**GIVEN DATA:**
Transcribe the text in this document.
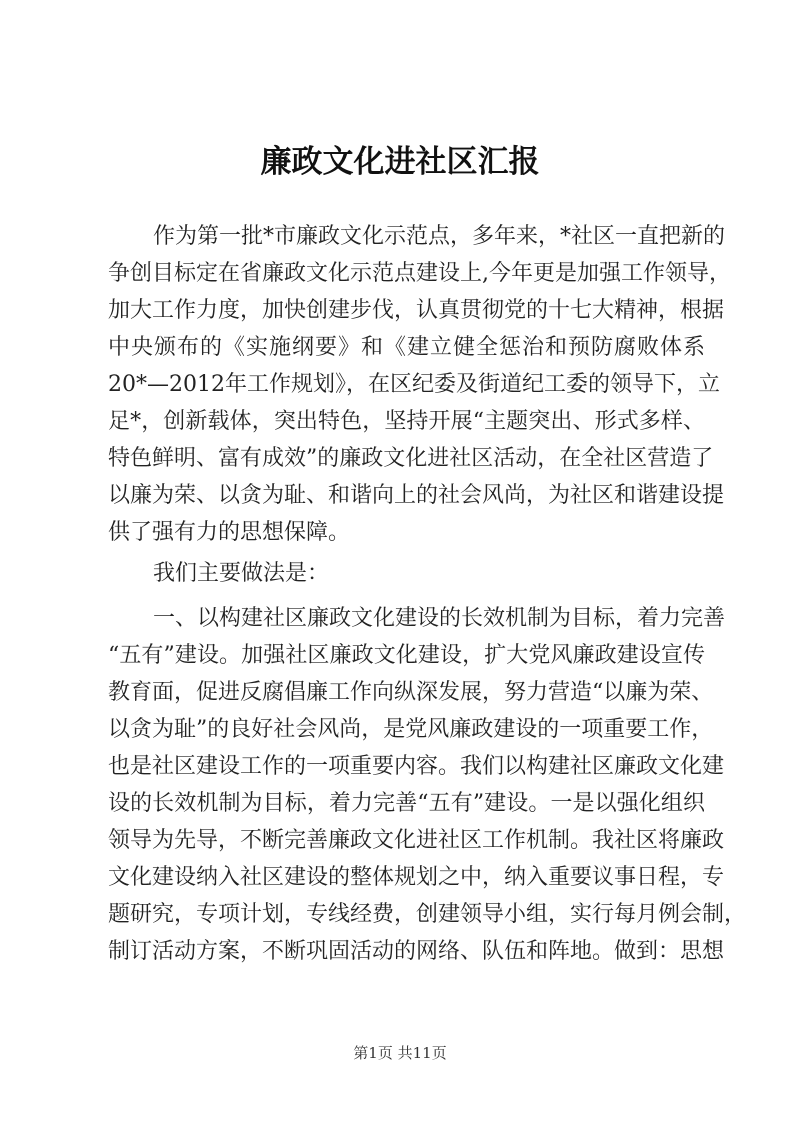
廉政文化进社区汇报
作为第一批*市廉政文化示范点，多年来，*社区一直把新的
争创目标定在省廉政文化示范点建设上,今年更是加强工作领导，
加大工作力度，加快创建步伐，认真贯彻党的十七大精神，根据
中央颁布的《实施纲要》和《建立健全惩治和预防腐败体系
20*—2012年工作规划》，在区纪委及街道纪工委的领导下，立
足*，创新载体，突出特色，坚持开展“主题突出、形式多样、
特色鲜明、富有成效”的廉政文化进社区活动，在全社区营造了
以廉为荣、以贪为耻、和谐向上的社会风尚，为社区和谐建设提
供了强有力的思想保障。
我们主要做法是：
一、以构建社区廉政文化建设的长效机制为目标，着力完善
“五有”建设。加强社区廉政文化建设，扩大党风廉政建设宣传
教育面，促进反腐倡廉工作向纵深发展，努力营造“以廉为荣、
以贪为耻”的良好社会风尚，是党风廉政建设的一项重要工作，
也是社区建设工作的一项重要内容。我们以构建社区廉政文化建
设的长效机制为目标，着力完善“五有”建设。一是以强化组织
领导为先导，不断完善廉政文化进社区工作机制。我社区将廉政
文化建设纳入社区建设的整体规划之中，纳入重要议事日程，专
题研究，专项计划，专线经费，创建领导小组，实行每月例会制，
制订活动方案，不断巩固活动的网络、队伍和阵地。做到：思想
第1页 共11页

**EXERCISE OBJECTIVE:**
Select the lines that carry the string "着力完善" and copy them.

**SOLUTION FOR THIS TASK:**
一、以构建社区廉政文化建设的长效机制为目标，着力完善
设的长效机制为目标，着力完善“五有”建设。一是以强化组织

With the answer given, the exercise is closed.